Verilen Metin
━━━━━━━━

Bu akşamki güzelliğini neye borçlu Asi... parlıyor gecede günün getirdikleriyle. Gündüz, örgülerle süslediği serbest topuzunu açmış eve gelince... dalga dalga saçları boyun çevresinde. Süzülürcesine oturuyor Demir’in yanında ona açtığı yere... sevdiğinin ona dönerek kucaklarcasına kollarını masa ve oturdukları bankın sırtına dayayarak oluşturduğu doğal halkanın içine.

... Bu bedensel halkalanmalara sıkça rastlayacağım onların seyirlerinde... danslarındaki halkalar... oturuşlarındaki halkalar... öfkeyle, aşkla yada herhangi bir sebeple bir araya gelişlerindeki halkalar... sarmal bir hareketle çekecekler bir şekilde birbirlerini bu alanın içine. Her insanın kendi çevresinde oluşturduğu bir özel alan olduğunu dinliyorum geçenlerde... hatta elini bedeninden hafifçe açarak kendi etrafında bir halka çiziyor anlatan, ”İşte böyle” diye... Asi-Demir’in birbirlerinin bu özel alanına girdiğindeki tepkileri senkronize olmanın ötesinde... bir giz neredeyse. Bazen ‘Beden açısına hapsedilmiş’lik diyeceğim, ‘...temassız dokunuşların saklı olduğu bir dansa benzetip, saçma sapan şeyler söylemekle suçlayacağım kendimi, bazen de. Kiminde, ‘bedenlerinin bildik sınırları, önceden hissediyor yönelecekleri açıyı’ diyerek anlamaya çalışacak... ‘vücutlarının doğalca paylaştığı bir dönüşü... birbirine konumlanmalarını’ zaman zaman yazmazdan gelebilsem bile asla görmezden gelemeyeceğimden sızlanacağım size... Ya başlangıç noktası bile bulamadığım o danslar... ya o koza misali sarmalanmalar... ne demeli onlara? Bilemeyeceğim sanırım hiç bir zaman tam anlamıyla. Dinlediğim o konuşmadan sonra... ikisini görüyorum bu ‘özel alan’larında.. Fiziki yakınlıkların yerini tutmasının mümkün olmadığı ‘asi bir yakınlık’ bu... Aşkı bulan şanslı bir erkek Demir... hiç sığınağı olmamışken hayatta... doğalca onu içine alan o ‘asi alan’da karışışı bu aşkına. Birbirlerinin gizlerine sızdıkları sığınakları zaman içindeki o ‘yakın an’larmış aslında. Hep iyi hissedecek kendini Demir bu sığınakta... sabah uyanmasının bir anlamı kalmayacak Asi’nin o sığınakta tek başınaysa... Şeklen halkalayan Demir hep bu sığınağı ama... Asi bu sığınağın yerinden çıkacak gibi çarpan kalbi daima.

━━━━━━━━

Gösterilen Bilgiler

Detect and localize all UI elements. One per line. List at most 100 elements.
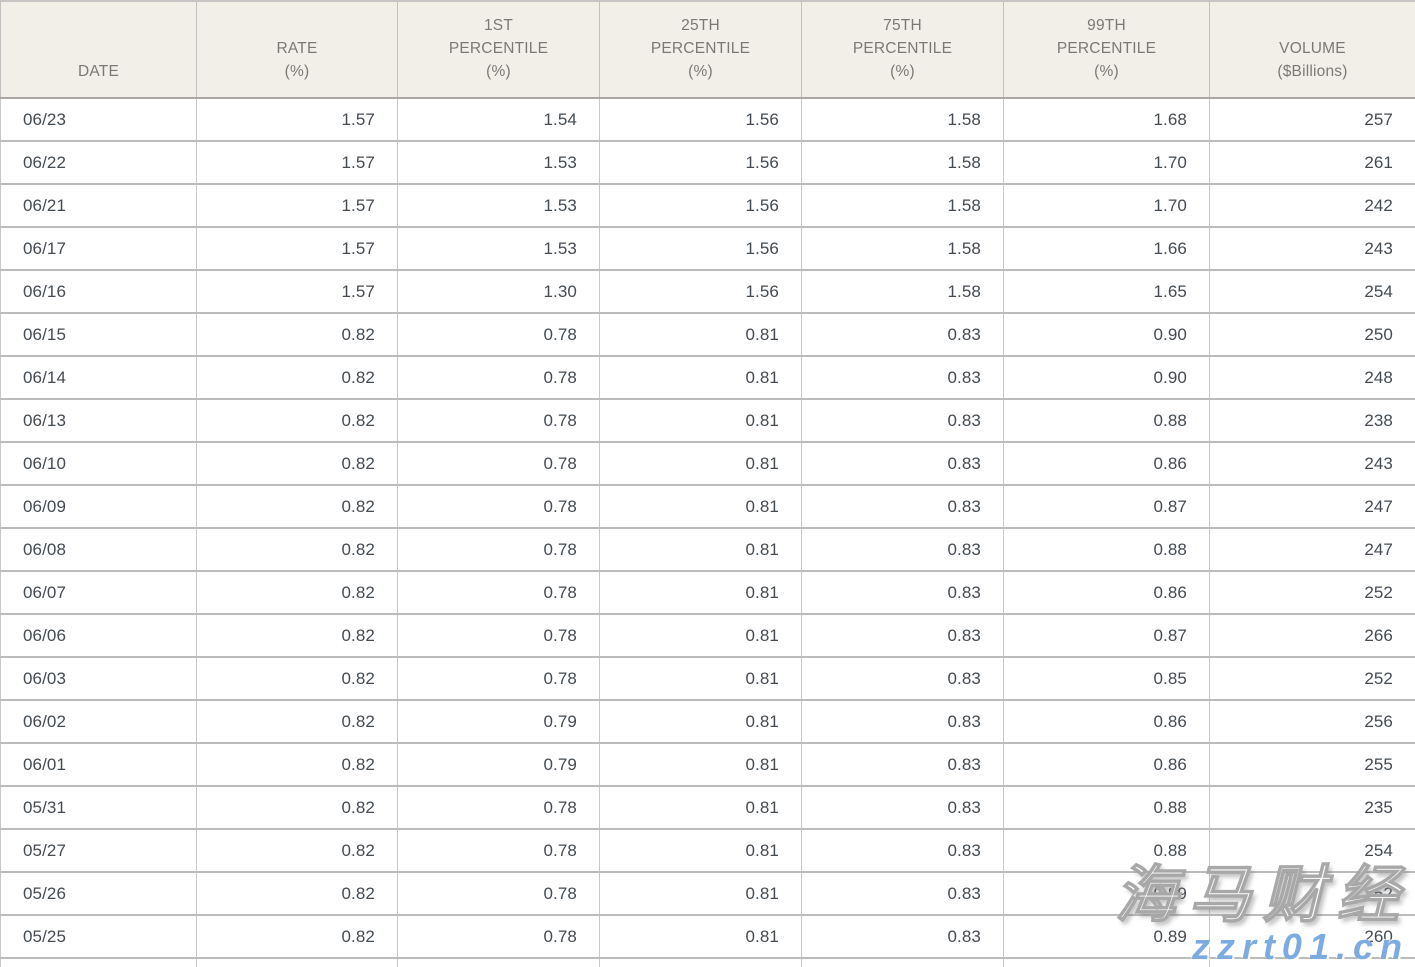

━━━━━━━━

Belirtilen Amaç A
Asi ile Demir'i anlatan metinde, yazarın ikisinin seyirlerinde sıkça rastlayacağını söylediği halkaları sıralayınız.
Belirtilen Amaç B
Asi ile Demir'i anlatan metne göre Demir neden aşkı bulan şanslı bir erkektir? Metnin gösterdiği gerekçeyle açıklayınız.
Belirtilen Amaç C
Asi ile Demir'i anlatan metinde, her insanın kendi çevresinde özel bir alan oluşturduğunu anlatan kişi bunu nasıl gösteriyor?

Nihai Yanıt A
- Danslarındaki halkalar
- Oturuşlarındaki halkalar
- Öfkeyle, aşkla yada herhangi bir sebeple bir araya gelişlerindeki halkalar

Nihai Yanıt B
Demir'in hayatta hiç sığınağı olmamıştır. Buna karşın onu doğalca içine alan o "asi alan"da bu aşka karışmıştır.

Nihai Yanıt C
Elini bedeninden hafifçe açarak kendi etrafında bir halka çiziyor ve "İşte böyle" diyor.